(Raw data):
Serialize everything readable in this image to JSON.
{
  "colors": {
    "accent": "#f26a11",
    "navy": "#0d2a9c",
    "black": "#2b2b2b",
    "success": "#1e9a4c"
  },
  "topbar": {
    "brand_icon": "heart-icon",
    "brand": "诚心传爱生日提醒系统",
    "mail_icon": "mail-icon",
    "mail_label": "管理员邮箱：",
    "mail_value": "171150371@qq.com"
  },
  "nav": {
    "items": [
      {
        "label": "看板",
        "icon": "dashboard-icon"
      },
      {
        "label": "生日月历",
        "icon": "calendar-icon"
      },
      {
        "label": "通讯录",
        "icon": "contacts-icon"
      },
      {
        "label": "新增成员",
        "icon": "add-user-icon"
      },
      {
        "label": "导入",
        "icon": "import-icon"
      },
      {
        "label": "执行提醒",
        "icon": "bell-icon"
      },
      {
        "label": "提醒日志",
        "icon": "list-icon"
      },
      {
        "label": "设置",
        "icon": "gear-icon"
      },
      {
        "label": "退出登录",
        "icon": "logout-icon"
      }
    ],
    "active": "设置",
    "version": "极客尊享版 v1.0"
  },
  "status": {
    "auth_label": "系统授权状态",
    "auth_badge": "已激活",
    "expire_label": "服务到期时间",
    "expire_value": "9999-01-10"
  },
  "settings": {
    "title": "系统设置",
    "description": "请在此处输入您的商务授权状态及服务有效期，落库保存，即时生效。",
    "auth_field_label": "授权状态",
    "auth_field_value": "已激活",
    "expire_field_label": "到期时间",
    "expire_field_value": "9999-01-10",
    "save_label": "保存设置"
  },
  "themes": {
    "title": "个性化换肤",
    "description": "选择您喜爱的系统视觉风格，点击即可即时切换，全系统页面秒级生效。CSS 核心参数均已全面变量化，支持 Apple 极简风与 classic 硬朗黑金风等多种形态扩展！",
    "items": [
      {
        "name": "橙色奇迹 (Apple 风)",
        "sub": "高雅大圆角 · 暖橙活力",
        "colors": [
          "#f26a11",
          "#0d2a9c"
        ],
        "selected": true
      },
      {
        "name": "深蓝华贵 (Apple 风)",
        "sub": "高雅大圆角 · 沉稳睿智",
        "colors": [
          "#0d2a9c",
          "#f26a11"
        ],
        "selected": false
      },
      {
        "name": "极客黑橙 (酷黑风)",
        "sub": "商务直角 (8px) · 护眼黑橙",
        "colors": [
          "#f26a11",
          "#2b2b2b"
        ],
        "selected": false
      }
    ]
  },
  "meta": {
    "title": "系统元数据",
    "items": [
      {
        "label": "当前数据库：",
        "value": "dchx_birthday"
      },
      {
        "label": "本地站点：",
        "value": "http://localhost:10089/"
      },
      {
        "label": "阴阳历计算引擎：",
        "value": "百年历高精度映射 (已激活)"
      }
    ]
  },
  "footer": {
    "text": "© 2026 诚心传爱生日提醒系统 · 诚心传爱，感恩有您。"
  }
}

(Exercise details):
Write out every record verbatim.

(Solution to the exercise):
Serialize everything readable in this image to JSON.
{
  "colors": {
    "accent": "#f26a11",
    "navy": "#0d2a9c",
    "black": "#2b2b2b",
    "success": "#1e9a4c"
  },
  "topbar": {
    "brand_icon": "heart-icon",
    "brand": "诚心传爱生日提醒系统",
    "mail_icon": "mail-icon",
    "mail_label": "管理员邮箱：",
    "mail_value": "171150371@qq.com"
  },
  "nav": {
    "items": [
      {
        "label": "看板",
        "icon": "dashboard-icon"
      },
      {
        "label": "生日月历",
        "icon": "calendar-icon"
      },
      {
        "label": "通讯录",
        "icon": "contacts-icon"
      },
      {
        "label": "新增成员",
        "icon": "add-user-icon"
      },
      {
        "label": "导入",
        "icon": "import-icon"
      },
      {
        "label": "执行提醒",
        "icon": "bell-icon"
      },
      {
        "label": "提醒日志",
        "icon": "list-icon"
      },
      {
        "label": "设置",
        "icon": "gear-icon"
      },
      {
        "label": "退出登录",
        "icon": "logout-icon"
      }
    ],
    "active": "设置",
    "version": "极客尊享版 v1.0"
  },
  "status": {
    "auth_label": "系统授权状态",
    "auth_badge": "已激活",
    "expire_label": "服务到期时间",
    "expire_value": "9999-01-10"
  },
  "settings": {
    "title": "系统设置",
    "description": "请在此处输入您的商务授权状态及服务有效期，落库保存，即时生效。",
    "auth_field_label": "授权状态",
    "auth_field_value": "已激活",
    "expire_field_label": "到期时间",
    "expire_field_value": "9999-01-10",
    "save_label": "保存设置"
  },
  "themes": {
    "title": "个性化换肤",
    "description": "选择您喜爱的系统视觉风格，点击即可即时切换，全系统页面秒级生效。CSS 核心参数均已全面变量化，支持 Apple 极简风与 classic 硬朗黑金风等多种形态扩展！",
    "items": [
      {
        "name": "橙色奇迹 (Apple 风)",
        "sub": "高雅大圆角 · 暖橙活力",
        "colors": [
          "#f26a11",
          "#0d2a9c"
        ],
        "selected": true
      },
      {
        "name": "深蓝华贵 (Apple 风)",
        "sub": "高雅大圆角 · 沉稳睿智",
        "colors": [
          "#0d2a9c",
          "#f26a11"
        ],
        "selected": false
      },
      {
        "name": "极客黑橙 (酷黑风)",
        "sub": "商务直角 (8px) · 护眼黑橙",
        "colors": [
          "#f26a11",
          "#2b2b2b"
        ],
        "selected": false
      }
    ]
  },
  "meta": {
    "title": "系统元数据",
    "items": [
      {
        "label": "当前数据库：",
        "value": "dchx_birthday"
      },
      {
        "label": "本地站点：",
        "value": "http://localhost:10089/"
      },
      {
        "label": "阴阳历计算引擎：",
        "value": "百年历高精度映射 (已激活)"
      }
    ]
  },
  "footer": {
    "text": "© 2026 诚心传爱生日提醒系统 · 诚心传爱，感恩有您。"
  }
}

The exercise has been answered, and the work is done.